(Data records)
──────────

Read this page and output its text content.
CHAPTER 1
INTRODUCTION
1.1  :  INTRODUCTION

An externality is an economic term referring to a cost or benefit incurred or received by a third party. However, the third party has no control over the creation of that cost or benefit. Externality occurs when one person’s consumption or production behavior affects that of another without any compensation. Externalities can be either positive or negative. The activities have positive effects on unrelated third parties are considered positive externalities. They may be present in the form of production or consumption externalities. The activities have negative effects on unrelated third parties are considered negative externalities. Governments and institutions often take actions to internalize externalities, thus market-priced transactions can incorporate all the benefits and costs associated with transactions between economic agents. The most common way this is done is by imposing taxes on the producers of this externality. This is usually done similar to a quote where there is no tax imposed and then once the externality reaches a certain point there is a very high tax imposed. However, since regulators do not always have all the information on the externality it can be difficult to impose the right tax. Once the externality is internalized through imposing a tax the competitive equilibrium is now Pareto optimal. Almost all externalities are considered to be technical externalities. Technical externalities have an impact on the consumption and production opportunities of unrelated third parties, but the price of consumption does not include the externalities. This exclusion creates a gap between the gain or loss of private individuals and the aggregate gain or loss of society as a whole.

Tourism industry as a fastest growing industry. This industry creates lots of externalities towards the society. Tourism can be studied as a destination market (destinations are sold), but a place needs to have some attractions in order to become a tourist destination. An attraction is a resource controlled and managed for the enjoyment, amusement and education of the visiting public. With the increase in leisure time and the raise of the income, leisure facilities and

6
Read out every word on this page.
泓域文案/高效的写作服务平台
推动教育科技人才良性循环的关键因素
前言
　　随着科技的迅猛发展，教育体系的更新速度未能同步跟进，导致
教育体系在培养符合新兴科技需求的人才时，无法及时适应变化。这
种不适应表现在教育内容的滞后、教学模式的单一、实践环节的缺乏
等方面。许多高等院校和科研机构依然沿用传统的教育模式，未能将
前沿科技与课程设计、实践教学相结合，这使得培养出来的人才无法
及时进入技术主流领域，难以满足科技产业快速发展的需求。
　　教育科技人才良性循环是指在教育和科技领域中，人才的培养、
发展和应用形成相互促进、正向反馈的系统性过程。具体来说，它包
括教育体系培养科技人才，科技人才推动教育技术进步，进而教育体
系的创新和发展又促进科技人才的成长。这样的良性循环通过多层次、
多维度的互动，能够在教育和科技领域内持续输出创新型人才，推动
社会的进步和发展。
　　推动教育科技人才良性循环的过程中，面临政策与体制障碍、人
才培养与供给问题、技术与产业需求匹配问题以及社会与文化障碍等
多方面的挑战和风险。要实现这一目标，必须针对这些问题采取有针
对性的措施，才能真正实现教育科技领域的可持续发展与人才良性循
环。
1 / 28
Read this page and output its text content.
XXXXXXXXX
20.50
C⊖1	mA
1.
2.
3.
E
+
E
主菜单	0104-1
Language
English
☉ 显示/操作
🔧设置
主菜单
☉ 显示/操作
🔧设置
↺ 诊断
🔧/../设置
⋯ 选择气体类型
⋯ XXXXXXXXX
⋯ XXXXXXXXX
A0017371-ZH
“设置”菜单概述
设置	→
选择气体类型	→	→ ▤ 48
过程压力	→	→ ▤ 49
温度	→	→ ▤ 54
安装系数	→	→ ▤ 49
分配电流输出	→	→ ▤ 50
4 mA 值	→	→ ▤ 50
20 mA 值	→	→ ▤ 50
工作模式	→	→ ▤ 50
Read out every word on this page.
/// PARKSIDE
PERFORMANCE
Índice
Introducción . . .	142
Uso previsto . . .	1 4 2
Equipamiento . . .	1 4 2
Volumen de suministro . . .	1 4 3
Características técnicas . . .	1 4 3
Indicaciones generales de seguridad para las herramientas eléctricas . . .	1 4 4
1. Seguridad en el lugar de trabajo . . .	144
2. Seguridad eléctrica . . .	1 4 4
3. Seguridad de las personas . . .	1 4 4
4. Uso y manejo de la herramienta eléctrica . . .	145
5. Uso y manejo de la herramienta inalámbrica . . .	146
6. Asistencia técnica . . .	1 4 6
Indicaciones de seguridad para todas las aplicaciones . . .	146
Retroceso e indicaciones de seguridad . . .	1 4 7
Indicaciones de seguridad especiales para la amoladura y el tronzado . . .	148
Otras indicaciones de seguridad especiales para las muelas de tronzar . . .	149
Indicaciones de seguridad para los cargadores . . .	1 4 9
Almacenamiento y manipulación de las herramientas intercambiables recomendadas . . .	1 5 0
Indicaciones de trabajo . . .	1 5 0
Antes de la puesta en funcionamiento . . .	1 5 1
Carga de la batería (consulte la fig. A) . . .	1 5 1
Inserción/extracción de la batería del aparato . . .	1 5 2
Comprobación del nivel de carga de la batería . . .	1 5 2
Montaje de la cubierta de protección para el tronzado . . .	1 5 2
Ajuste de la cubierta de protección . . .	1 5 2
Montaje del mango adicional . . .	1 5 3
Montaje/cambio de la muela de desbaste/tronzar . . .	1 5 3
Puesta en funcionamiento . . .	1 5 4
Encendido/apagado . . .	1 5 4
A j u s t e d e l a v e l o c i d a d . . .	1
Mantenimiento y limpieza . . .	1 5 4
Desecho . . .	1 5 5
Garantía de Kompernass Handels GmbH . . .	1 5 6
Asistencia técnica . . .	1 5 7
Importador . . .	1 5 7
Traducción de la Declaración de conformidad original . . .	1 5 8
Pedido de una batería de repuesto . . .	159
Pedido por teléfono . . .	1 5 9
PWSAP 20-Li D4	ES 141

──────────

- Goal:
Filter the records above for lines containing the word "Asistencia", and copy those lines.

- Solution below:
6. Asistencia técnica . . .	1 4 6
Asistencia técnica . . .	1 5 7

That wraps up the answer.